> Work instructions: Go through the listing and return every line with "JSON" in it.
-----
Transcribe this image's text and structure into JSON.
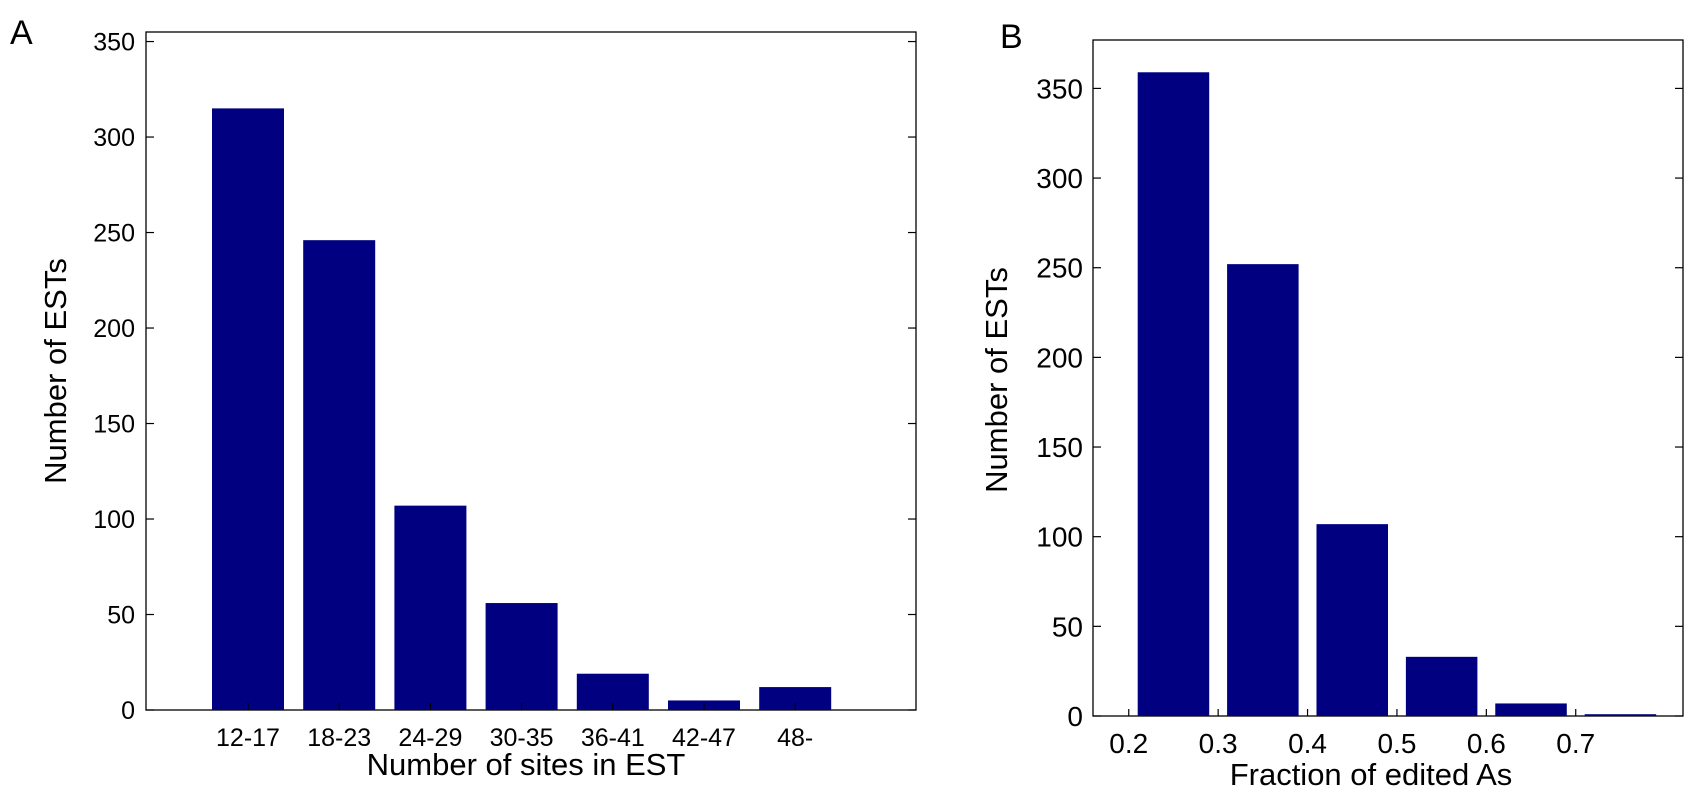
{
  "chart_data": [
    {
      "panel": "A",
      "type": "bar",
      "xlabel": "Number of sites in EST",
      "ylabel": "Number of ESTs",
      "categories": [
        "12-17",
        "18-23",
        "24-29",
        "30-35",
        "36-41",
        "42-47",
        "48-"
      ],
      "values": [
        315,
        246,
        107,
        56,
        19,
        5,
        12
      ],
      "ylim": [
        0,
        355
      ],
      "yticks": [
        0,
        50,
        100,
        150,
        200,
        250,
        300,
        350
      ],
      "bar_color": "#000080",
      "grid": false,
      "legend": "none"
    },
    {
      "panel": "B",
      "type": "bar",
      "xlabel": "Fraction of edited As",
      "ylabel": "Number of ESTs",
      "x": [
        0.25,
        0.35,
        0.45,
        0.55,
        0.65,
        0.75
      ],
      "values": [
        359,
        252,
        107,
        33,
        7,
        1
      ],
      "xlim": [
        0.16,
        0.82
      ],
      "xticks": [
        0.2,
        0.3,
        0.4,
        0.5,
        0.6,
        0.7
      ],
      "xtick_labels": [
        "0.2",
        "0.3",
        "0.4",
        "0.5",
        "0.6",
        "0.7"
      ],
      "ylim": [
        0,
        377
      ],
      "yticks": [
        0,
        50,
        100,
        150,
        200,
        250,
        300,
        350
      ],
      "bar_color": "#000080",
      "grid": false,
      "legend": "none"
    }
  ]
}
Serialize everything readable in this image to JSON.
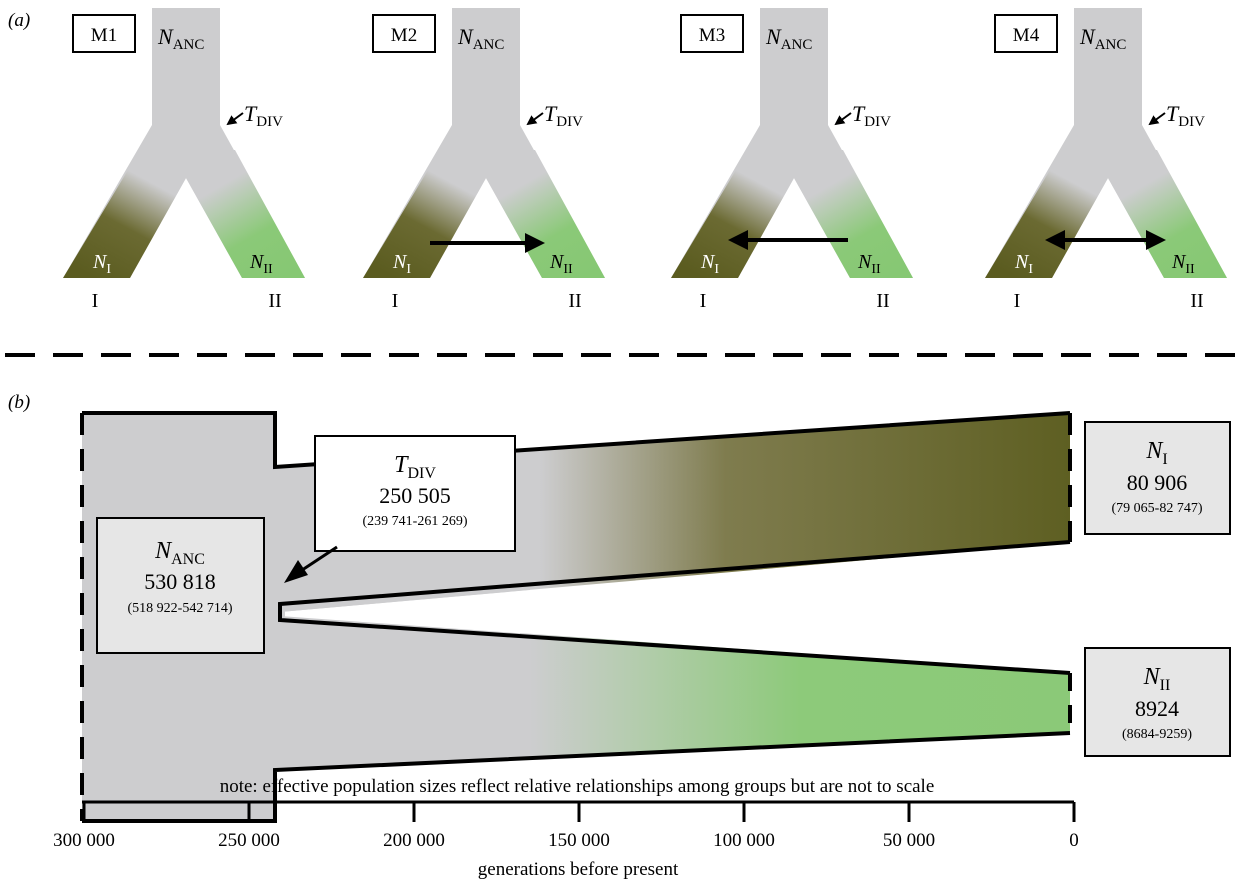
{
  "panel_a": {
    "label": "(a)",
    "models": [
      {
        "id": "M1",
        "migration": "none"
      },
      {
        "id": "M2",
        "migration": "I-to-II"
      },
      {
        "id": "M3",
        "migration": "II-to-I"
      },
      {
        "id": "M4",
        "migration": "bidirectional"
      }
    ],
    "n_anc": "N",
    "n_anc_sub": "ANC",
    "t_div": "T",
    "t_div_sub": "DIV",
    "n1": "N",
    "n1_sub": "I",
    "n2": "N",
    "n2_sub": "II",
    "pop1": "I",
    "pop2": "II"
  },
  "panel_b": {
    "label": "(b)",
    "t_div": {
      "symbol": "T",
      "sub": "DIV",
      "value": "250 505",
      "ci": "(239 741-261 269)"
    },
    "n_anc": {
      "symbol": "N",
      "sub": "ANC",
      "value": "530 818",
      "ci": "(518 922-542 714)"
    },
    "n_1": {
      "symbol": "N",
      "sub": "I",
      "value": "80 906",
      "ci": "(79 065-82 747)"
    },
    "n_2": {
      "symbol": "N",
      "sub": "II",
      "value": "8924",
      "ci": "(8684-9259)"
    },
    "note": "note: effective population sizes reflect relative relationships among groups but are not to scale",
    "axis": {
      "ticks": [
        "300 000",
        "250 000",
        "200 000",
        "150 000",
        "100 000",
        "50 000",
        "0"
      ],
      "label": "generations before present"
    }
  },
  "colors": {
    "ancestral": "#cdcdcf",
    "pop1": "#5e5f22",
    "pop2": "#8bc978"
  }
}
-----
> The output:
Transcribe this image's text and structure into JSON.
Serialize everything readable in this image to JSON.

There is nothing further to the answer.